TO BE DONE =
Return the whole listing exactly as it stands.
** begin **
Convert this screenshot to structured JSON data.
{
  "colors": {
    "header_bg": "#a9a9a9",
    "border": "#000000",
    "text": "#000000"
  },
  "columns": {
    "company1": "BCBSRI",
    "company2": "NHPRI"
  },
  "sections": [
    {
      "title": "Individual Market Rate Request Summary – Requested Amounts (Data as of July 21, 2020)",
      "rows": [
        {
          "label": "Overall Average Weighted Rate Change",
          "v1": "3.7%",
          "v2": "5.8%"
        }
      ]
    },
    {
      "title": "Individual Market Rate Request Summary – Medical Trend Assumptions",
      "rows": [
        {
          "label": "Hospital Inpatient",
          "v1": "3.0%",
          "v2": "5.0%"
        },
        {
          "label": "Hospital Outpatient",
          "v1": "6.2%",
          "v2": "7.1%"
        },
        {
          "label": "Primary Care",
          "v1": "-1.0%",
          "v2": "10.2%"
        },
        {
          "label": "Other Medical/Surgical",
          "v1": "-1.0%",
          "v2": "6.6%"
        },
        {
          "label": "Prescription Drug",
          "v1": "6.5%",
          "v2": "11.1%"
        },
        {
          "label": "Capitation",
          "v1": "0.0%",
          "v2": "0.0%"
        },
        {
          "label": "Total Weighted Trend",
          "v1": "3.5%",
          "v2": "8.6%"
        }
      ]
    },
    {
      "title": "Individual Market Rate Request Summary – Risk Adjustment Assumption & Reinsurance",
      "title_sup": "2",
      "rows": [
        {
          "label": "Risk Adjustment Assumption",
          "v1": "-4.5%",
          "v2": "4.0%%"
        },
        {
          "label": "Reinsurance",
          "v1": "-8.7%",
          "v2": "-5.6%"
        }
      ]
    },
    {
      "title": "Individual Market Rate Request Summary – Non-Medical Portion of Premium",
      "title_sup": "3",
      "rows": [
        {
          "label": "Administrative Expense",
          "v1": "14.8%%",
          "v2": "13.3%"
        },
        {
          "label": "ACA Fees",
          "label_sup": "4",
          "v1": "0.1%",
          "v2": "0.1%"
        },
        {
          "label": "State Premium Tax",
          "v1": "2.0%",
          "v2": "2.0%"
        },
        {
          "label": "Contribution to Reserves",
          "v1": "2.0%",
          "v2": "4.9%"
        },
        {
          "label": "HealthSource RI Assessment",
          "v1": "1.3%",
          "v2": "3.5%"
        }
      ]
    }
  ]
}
** end **
RESPONSE =
Convert this screenshot to structured JSON data.
{
  "colors": {
    "header_bg": "#a9a9a9",
    "border": "#000000",
    "text": "#000000"
  },
  "columns": {
    "company1": "BCBSRI",
    "company2": "NHPRI"
  },
  "sections": [
    {
      "title": "Individual Market Rate Request Summary – Requested Amounts (Data as of July 21, 2020)",
      "rows": [
        {
          "label": "Overall Average Weighted Rate Change",
          "v1": "3.7%",
          "v2": "5.8%"
        }
      ]
    },
    {
      "title": "Individual Market Rate Request Summary – Medical Trend Assumptions",
      "rows": [
        {
          "label": "Hospital Inpatient",
          "v1": "3.0%",
          "v2": "5.0%"
        },
        {
          "label": "Hospital Outpatient",
          "v1": "6.2%",
          "v2": "7.1%"
        },
        {
          "label": "Primary Care",
          "v1": "-1.0%",
          "v2": "10.2%"
        },
        {
          "label": "Other Medical/Surgical",
          "v1": "-1.0%",
          "v2": "6.6%"
        },
        {
          "label": "Prescription Drug",
          "v1": "6.5%",
          "v2": "11.1%"
        },
        {
          "label": "Capitation",
          "v1": "0.0%",
          "v2": "0.0%"
        },
        {
          "label": "Total Weighted Trend",
          "v1": "3.5%",
          "v2": "8.6%"
        }
      ]
    },
    {
      "title": "Individual Market Rate Request Summary – Risk Adjustment Assumption & Reinsurance",
      "title_sup": "2",
      "rows": [
        {
          "label": "Risk Adjustment Assumption",
          "v1": "-4.5%",
          "v2": "4.0%%"
        },
        {
          "label": "Reinsurance",
          "v1": "-8.7%",
          "v2": "-5.6%"
        }
      ]
    },
    {
      "title": "Individual Market Rate Request Summary – Non-Medical Portion of Premium",
      "title_sup": "3",
      "rows": [
        {
          "label": "Administrative Expense",
          "v1": "14.8%%",
          "v2": "13.3%"
        },
        {
          "label": "ACA Fees",
          "label_sup": "4",
          "v1": "0.1%",
          "v2": "0.1%"
        },
        {
          "label": "State Premium Tax",
          "v1": "2.0%",
          "v2": "2.0%"
        },
        {
          "label": "Contribution to Reserves",
          "v1": "2.0%",
          "v2": "4.9%"
        },
        {
          "label": "HealthSource RI Assessment",
          "v1": "1.3%",
          "v2": "3.5%"
        }
      ]
    }
  ]
}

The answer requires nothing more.